Fragmento proporcionado:

:::

En defensa del neoliberalismo |
Cine cubano: el triunfo de Marx Adolfo Rivero
El centro de este humor gira en torno a la
escasez. La miseria cotidiana en la isla obliga a darle mucha
importancia a bienes y servicios que, para el resto del mundo, son
banales y casi invisibles. El artista aprovecha el contraste para crear
un efecto cómico. El caso típico es el grito de ¡llegó el aceite!,
supremo movilizador de masas, capaz de paralizar cualquier otra
actividad y de echar a correr a inválidos postrados en sillas de
ruedas. O el muerto que se queda solo porque los asistentes del velorio
rodean a la extranjera que ha llegado con regalos. Hasta que el mismo
muerto se levanta del sarcófago para reclamar el suyo. La otra coordenada cultural es el absurdo. Una y otra vez se repite
que la sociedad cubana es kafkiana. Pero el absurdo kafkiano es
misterioso, sombrío, mientras que el absurdo cubano es irónico. ¿Por
qué? Porque los personajes de Kafka no comprenden la realidad en que
viven mientras que los cubanos sólo fingen no comprenderla. La sociedad
cubana no tiene nada de incomprensible. Es una irracionalidad de la que
todo el mundo sabe la razón. El neurocirujano no puede vender sus
servicios a su verdadero valor porque el estado no se lo permite y es
por eso que trata de ganar dólares manejando un taxi. El único
problema es que no se puede decir. En Cuba falta de todo, pero la
carencia principal es de libertad. Esta es la raíz última del trágico
empobrecimiento de la sociedad cubana. La lógica y la razón obligarían a rechazar la falta de libertad
--fuente última de las miserias sociales. Pero hacerlo implicaría una
opción dramática, un riesgo elevadísimo. Estamos hablando de cárcel,
tortura y exilio. Por lo tanto, es imperativo evitar esa definición. De
ahí la opción del humor amargo y el absurdo irónico. Ahora bien, antes de apresurarnos a una crítica fácil tenemos que
reconocer que los artistas fingen aceptar esta realidad pero, al mismo
tiempo, marcan un claro distanciamiento con la ideología que la
sustenta. Todas las alusiones a la revolución o al comunismo son irónicas.

:::

Sección de datos:

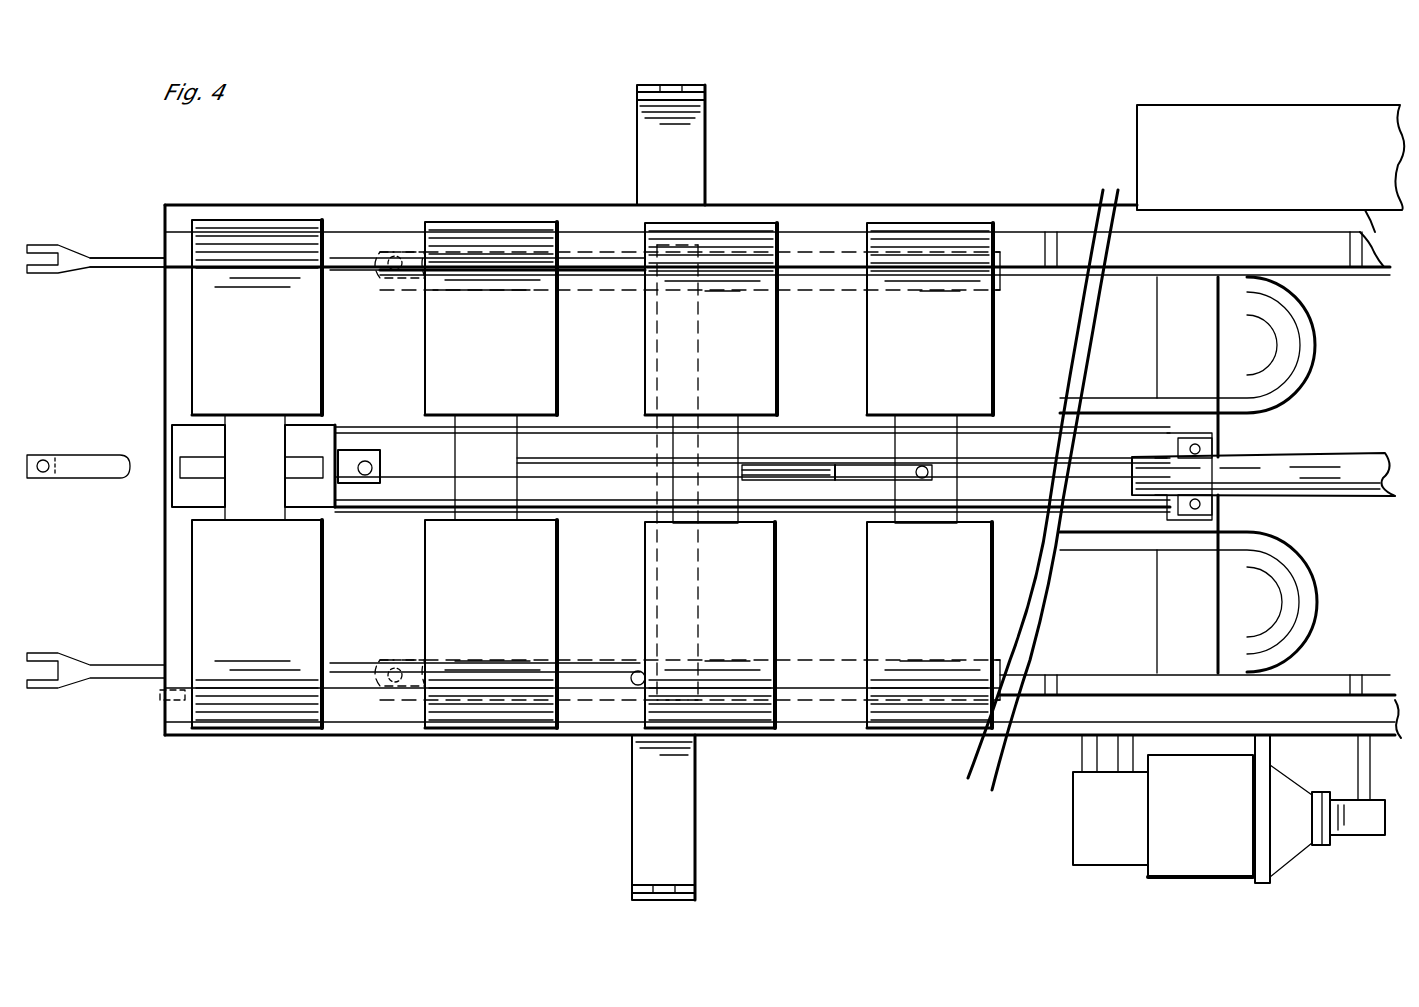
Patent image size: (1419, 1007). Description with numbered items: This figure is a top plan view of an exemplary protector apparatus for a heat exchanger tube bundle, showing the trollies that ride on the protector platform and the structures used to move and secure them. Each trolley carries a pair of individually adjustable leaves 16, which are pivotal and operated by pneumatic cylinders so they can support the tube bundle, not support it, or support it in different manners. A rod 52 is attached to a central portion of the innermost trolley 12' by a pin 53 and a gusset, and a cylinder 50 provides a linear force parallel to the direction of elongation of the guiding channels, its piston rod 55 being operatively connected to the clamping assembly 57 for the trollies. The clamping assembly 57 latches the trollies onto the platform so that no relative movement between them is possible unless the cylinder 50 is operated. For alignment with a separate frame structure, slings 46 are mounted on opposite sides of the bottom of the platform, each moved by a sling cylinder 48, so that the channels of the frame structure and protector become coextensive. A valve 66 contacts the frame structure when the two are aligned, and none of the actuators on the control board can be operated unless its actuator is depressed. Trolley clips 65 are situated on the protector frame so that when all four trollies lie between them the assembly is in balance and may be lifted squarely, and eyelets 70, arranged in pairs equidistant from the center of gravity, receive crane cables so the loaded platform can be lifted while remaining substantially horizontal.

:::

Responda a partir del fragmento sobre el cine cubano:
(a) ¿Qué grito se cita como el caso típico del humor centrado en la escasez?
(b) ¿Con qué adjetivo se califica el absurdo cubano, frente al kafkiano, descrito como misterioso y sombrío?
(c) ¿Cuál se señala como la carencia principal en Cuba?

(a) ¡Llegó el aceite!
(b) Irónico.
(c) La libertad.